======== Data supplied

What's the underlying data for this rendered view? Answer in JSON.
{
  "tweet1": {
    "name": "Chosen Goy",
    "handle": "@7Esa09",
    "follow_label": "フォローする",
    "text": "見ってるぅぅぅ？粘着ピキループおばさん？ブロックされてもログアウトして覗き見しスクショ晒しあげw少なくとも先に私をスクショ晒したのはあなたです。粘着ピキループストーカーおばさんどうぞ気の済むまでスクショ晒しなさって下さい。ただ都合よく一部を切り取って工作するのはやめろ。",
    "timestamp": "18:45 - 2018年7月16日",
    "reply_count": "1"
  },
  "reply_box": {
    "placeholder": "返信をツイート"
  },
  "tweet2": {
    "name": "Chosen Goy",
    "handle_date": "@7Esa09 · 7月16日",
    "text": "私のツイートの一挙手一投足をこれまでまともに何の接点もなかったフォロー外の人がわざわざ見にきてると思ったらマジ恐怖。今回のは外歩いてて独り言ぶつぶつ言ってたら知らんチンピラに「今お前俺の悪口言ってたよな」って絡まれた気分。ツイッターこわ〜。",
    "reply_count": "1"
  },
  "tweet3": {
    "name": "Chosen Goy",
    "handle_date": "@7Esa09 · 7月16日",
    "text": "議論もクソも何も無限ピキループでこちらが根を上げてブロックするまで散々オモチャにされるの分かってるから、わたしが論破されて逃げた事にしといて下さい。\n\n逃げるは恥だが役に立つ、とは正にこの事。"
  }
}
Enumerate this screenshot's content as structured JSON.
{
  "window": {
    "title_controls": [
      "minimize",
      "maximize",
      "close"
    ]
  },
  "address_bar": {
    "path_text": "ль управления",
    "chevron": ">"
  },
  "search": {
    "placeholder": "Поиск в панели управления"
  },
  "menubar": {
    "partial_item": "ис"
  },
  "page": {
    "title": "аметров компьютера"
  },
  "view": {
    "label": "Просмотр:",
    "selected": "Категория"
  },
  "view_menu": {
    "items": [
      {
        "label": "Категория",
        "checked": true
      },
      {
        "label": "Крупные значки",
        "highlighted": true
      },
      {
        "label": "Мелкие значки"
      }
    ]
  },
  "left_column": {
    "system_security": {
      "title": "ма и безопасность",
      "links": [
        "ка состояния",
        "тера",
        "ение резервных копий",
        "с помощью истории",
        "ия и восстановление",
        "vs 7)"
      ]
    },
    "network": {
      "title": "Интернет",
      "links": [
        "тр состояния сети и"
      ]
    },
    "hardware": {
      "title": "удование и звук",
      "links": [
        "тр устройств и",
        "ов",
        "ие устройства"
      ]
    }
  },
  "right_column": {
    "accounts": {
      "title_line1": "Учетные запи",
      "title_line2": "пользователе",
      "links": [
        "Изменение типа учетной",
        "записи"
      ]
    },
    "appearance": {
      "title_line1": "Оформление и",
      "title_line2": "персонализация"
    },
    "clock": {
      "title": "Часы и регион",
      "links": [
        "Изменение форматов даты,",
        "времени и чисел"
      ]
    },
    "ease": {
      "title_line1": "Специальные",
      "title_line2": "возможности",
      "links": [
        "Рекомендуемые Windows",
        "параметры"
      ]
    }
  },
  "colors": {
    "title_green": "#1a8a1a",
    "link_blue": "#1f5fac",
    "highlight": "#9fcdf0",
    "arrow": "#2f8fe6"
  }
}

================

◆ Task details: Find every line in the records that contains the word "this"; copy those lines.

◆ Final result:
What's the underlying data for this rendered view? Answer in JSON.
Enumerate this screenshot's content as structured JSON.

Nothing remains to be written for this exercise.